◆ **WHAT YOU HAVE TO DO**: The entries that follow should be written out exactly.

◆ **GIVEN RECORDS**:
+---+

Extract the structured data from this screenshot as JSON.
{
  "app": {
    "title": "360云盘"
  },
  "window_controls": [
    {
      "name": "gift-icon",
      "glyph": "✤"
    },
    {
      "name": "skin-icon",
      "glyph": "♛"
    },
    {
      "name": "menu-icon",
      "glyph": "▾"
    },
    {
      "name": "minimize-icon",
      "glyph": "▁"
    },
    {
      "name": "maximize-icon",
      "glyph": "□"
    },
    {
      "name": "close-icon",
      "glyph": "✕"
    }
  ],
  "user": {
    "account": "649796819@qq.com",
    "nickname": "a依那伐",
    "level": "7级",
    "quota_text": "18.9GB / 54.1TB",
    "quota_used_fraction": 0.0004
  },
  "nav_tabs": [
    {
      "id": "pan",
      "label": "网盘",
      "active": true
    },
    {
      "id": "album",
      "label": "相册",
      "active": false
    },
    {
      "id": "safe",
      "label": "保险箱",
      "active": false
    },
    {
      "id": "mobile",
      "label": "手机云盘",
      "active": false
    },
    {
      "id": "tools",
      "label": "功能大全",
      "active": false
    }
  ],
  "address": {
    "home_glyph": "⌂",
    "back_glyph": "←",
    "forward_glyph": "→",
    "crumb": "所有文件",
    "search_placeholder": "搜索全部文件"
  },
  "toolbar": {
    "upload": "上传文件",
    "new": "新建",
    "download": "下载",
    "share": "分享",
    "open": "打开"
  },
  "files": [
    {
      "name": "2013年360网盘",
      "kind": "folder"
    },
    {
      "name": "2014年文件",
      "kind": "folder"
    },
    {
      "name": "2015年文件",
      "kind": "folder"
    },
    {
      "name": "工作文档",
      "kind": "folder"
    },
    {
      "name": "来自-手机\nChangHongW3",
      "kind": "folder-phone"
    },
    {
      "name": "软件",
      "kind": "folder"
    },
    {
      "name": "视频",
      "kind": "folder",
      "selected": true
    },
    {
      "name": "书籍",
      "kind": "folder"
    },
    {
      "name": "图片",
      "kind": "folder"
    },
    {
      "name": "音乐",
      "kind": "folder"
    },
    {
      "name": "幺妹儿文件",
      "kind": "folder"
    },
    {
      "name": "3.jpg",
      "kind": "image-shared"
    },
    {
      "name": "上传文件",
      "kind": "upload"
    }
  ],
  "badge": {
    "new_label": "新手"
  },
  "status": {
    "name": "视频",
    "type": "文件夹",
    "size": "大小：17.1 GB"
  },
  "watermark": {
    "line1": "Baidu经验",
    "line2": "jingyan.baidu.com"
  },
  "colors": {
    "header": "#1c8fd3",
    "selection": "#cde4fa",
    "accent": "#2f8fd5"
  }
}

+---+

◆ **THE REPLY**:
Extract the structured data from this screenshot as JSON.
{
  "app": {
    "title": "360云盘"
  },
  "window_controls": [
    {
      "name": "gift-icon",
      "glyph": "✤"
    },
    {
      "name": "skin-icon",
      "glyph": "♛"
    },
    {
      "name": "menu-icon",
      "glyph": "▾"
    },
    {
      "name": "minimize-icon",
      "glyph": "▁"
    },
    {
      "name": "maximize-icon",
      "glyph": "□"
    },
    {
      "name": "close-icon",
      "glyph": "✕"
    }
  ],
  "user": {
    "account": "649796819@qq.com",
    "nickname": "a依那伐",
    "level": "7级",
    "quota_text": "18.9GB / 54.1TB",
    "quota_used_fraction": 0.0004
  },
  "nav_tabs": [
    {
      "id": "pan",
      "label": "网盘",
      "active": true
    },
    {
      "id": "album",
      "label": "相册",
      "active": false
    },
    {
      "id": "safe",
      "label": "保险箱",
      "active": false
    },
    {
      "id": "mobile",
      "label": "手机云盘",
      "active": false
    },
    {
      "id": "tools",
      "label": "功能大全",
      "active": false
    }
  ],
  "address": {
    "home_glyph": "⌂",
    "back_glyph": "←",
    "forward_glyph": "→",
    "crumb": "所有文件",
    "search_placeholder": "搜索全部文件"
  },
  "toolbar": {
    "upload": "上传文件",
    "new": "新建",
    "download": "下载",
    "share": "分享",
    "open": "打开"
  },
  "files": [
    {
      "name": "2013年360网盘",
      "kind": "folder"
    },
    {
      "name": "2014年文件",
      "kind": "folder"
    },
    {
      "name": "2015年文件",
      "kind": "folder"
    },
    {
      "name": "工作文档",
      "kind": "folder"
    },
    {
      "name": "来自-手机\nChangHongW3",
      "kind": "folder-phone"
    },
    {
      "name": "软件",
      "kind": "folder"
    },
    {
      "name": "视频",
      "kind": "folder",
      "selected": true
    },
    {
      "name": "书籍",
      "kind": "folder"
    },
    {
      "name": "图片",
      "kind": "folder"
    },
    {
      "name": "音乐",
      "kind": "folder"
    },
    {
      "name": "幺妹儿文件",
      "kind": "folder"
    },
    {
      "name": "3.jpg",
      "kind": "image-shared"
    },
    {
      "name": "上传文件",
      "kind": "upload"
    }
  ],
  "badge": {
    "new_label": "新手"
  },
  "status": {
    "name": "视频",
    "type": "文件夹",
    "size": "大小：17.1 GB"
  },
  "watermark": {
    "line1": "Baidu经验",
    "line2": "jingyan.baidu.com"
  },
  "colors": {
    "header": "#1c8fd3",
    "selection": "#cde4fa",
    "accent": "#2f8fd5"
  }
}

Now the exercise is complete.